• _TASK PROMPT_: Extract the whole listing as it stands. Do not include the pictures.

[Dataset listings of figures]
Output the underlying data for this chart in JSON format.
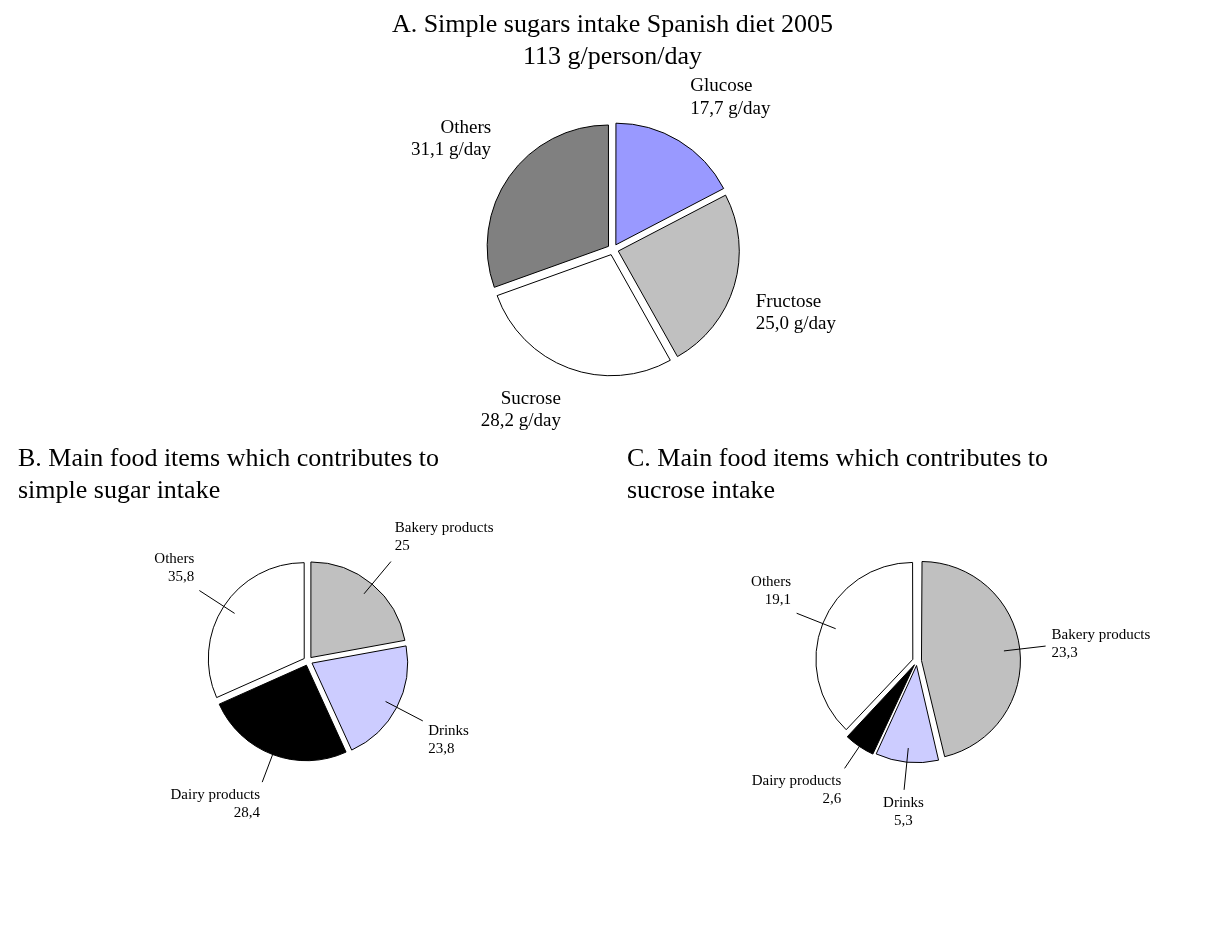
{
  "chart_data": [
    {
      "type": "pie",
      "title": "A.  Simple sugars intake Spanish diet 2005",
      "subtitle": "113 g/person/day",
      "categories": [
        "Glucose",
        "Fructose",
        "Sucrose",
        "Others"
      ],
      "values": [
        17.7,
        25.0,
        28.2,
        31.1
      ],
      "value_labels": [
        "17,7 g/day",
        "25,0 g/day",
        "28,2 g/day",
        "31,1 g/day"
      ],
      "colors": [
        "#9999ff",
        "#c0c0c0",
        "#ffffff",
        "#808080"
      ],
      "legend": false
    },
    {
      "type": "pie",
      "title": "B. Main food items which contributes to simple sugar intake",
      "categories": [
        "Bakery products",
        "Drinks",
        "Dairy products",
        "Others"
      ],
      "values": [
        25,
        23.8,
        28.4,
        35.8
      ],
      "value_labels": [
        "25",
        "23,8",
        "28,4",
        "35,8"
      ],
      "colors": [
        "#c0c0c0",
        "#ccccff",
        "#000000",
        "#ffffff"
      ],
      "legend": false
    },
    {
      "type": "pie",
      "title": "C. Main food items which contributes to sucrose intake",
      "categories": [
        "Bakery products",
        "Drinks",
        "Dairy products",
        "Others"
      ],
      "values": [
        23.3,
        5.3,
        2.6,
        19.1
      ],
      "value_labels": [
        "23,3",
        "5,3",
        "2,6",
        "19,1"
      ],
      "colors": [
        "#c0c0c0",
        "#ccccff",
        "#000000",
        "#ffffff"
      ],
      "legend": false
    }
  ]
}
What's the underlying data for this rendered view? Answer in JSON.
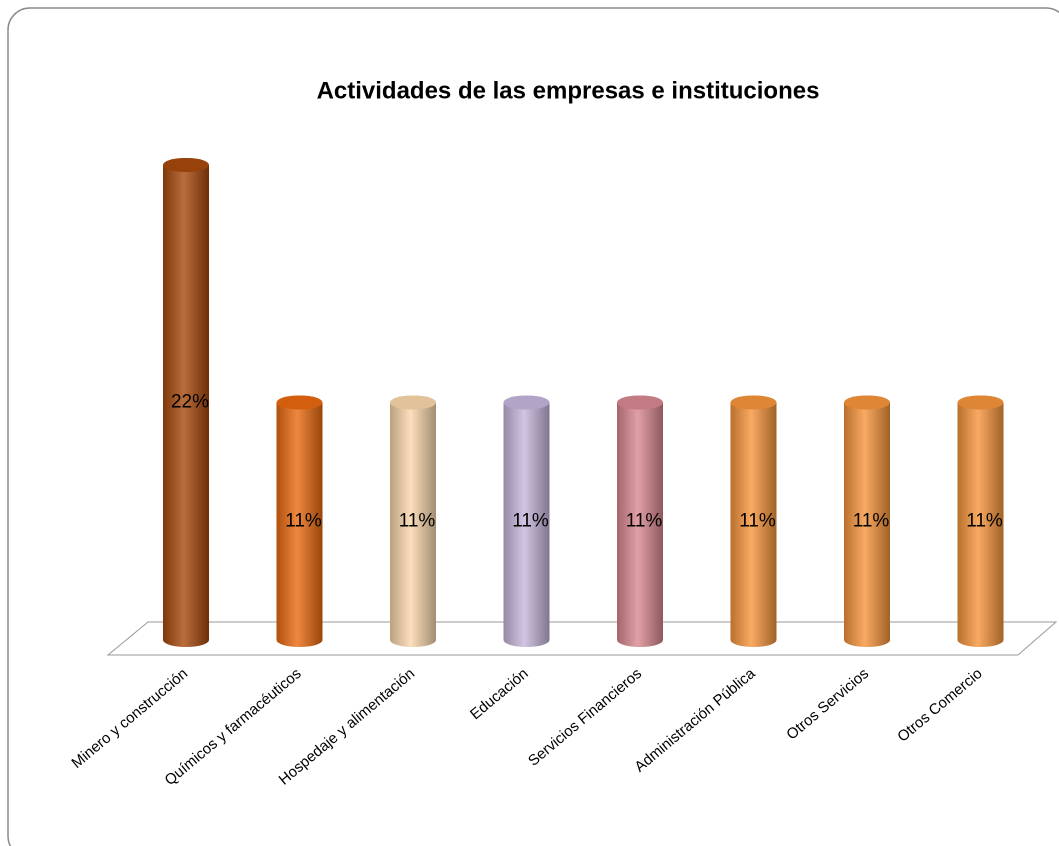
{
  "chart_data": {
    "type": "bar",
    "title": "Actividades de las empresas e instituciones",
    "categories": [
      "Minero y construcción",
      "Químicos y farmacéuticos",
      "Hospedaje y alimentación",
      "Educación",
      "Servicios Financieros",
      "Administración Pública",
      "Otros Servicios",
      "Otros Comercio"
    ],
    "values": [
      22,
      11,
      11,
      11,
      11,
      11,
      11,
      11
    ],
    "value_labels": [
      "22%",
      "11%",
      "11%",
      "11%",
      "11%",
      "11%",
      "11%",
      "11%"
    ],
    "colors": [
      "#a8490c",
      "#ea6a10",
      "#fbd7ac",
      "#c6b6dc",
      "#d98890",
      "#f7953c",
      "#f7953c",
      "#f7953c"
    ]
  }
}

• _WORKED SOLUTION_:
Output the underlying data for this chart in JSON format.
{
  "chart_data": [
    {
      "type": "pie",
      "title": "A.  Simple sugars intake Spanish diet 2005",
      "subtitle": "113 g/person/day",
      "categories": [
        "Glucose",
        "Fructose",
        "Sucrose",
        "Others"
      ],
      "values": [
        17.7,
        25.0,
        28.2,
        31.1
      ],
      "value_labels": [
        "17,7 g/day",
        "25,0 g/day",
        "28,2 g/day",
        "31,1 g/day"
      ],
      "colors": [
        "#9999ff",
        "#c0c0c0",
        "#ffffff",
        "#808080"
      ],
      "legend": false
    },
    {
      "type": "pie",
      "title": "B. Main food items which contributes to simple sugar intake",
      "categories": [
        "Bakery products",
        "Drinks",
        "Dairy products",
        "Others"
      ],
      "values": [
        25,
        23.8,
        28.4,
        35.8
      ],
      "value_labels": [
        "25",
        "23,8",
        "28,4",
        "35,8"
      ],
      "colors": [
        "#c0c0c0",
        "#ccccff",
        "#000000",
        "#ffffff"
      ],
      "legend": false
    },
    {
      "type": "pie",
      "title": "C. Main food items which contributes to sucrose intake",
      "categories": [
        "Bakery products",
        "Drinks",
        "Dairy products",
        "Others"
      ],
      "values": [
        23.3,
        5.3,
        2.6,
        19.1
      ],
      "value_labels": [
        "23,3",
        "5,3",
        "2,6",
        "19,1"
      ],
      "colors": [
        "#c0c0c0",
        "#ccccff",
        "#000000",
        "#ffffff"
      ],
      "legend": false
    }
  ]
}
What's the underlying data for this rendered view? Answer in JSON.
{
  "chart_data": {
    "type": "bar",
    "title": "Actividades de las empresas e instituciones",
    "categories": [
      "Minero y construcción",
      "Químicos y farmacéuticos",
      "Hospedaje y alimentación",
      "Educación",
      "Servicios Financieros",
      "Administración Pública",
      "Otros Servicios",
      "Otros Comercio"
    ],
    "values": [
      22,
      11,
      11,
      11,
      11,
      11,
      11,
      11
    ],
    "value_labels": [
      "22%",
      "11%",
      "11%",
      "11%",
      "11%",
      "11%",
      "11%",
      "11%"
    ],
    "colors": [
      "#a8490c",
      "#ea6a10",
      "#fbd7ac",
      "#c6b6dc",
      "#d98890",
      "#f7953c",
      "#f7953c",
      "#f7953c"
    ]
  }
}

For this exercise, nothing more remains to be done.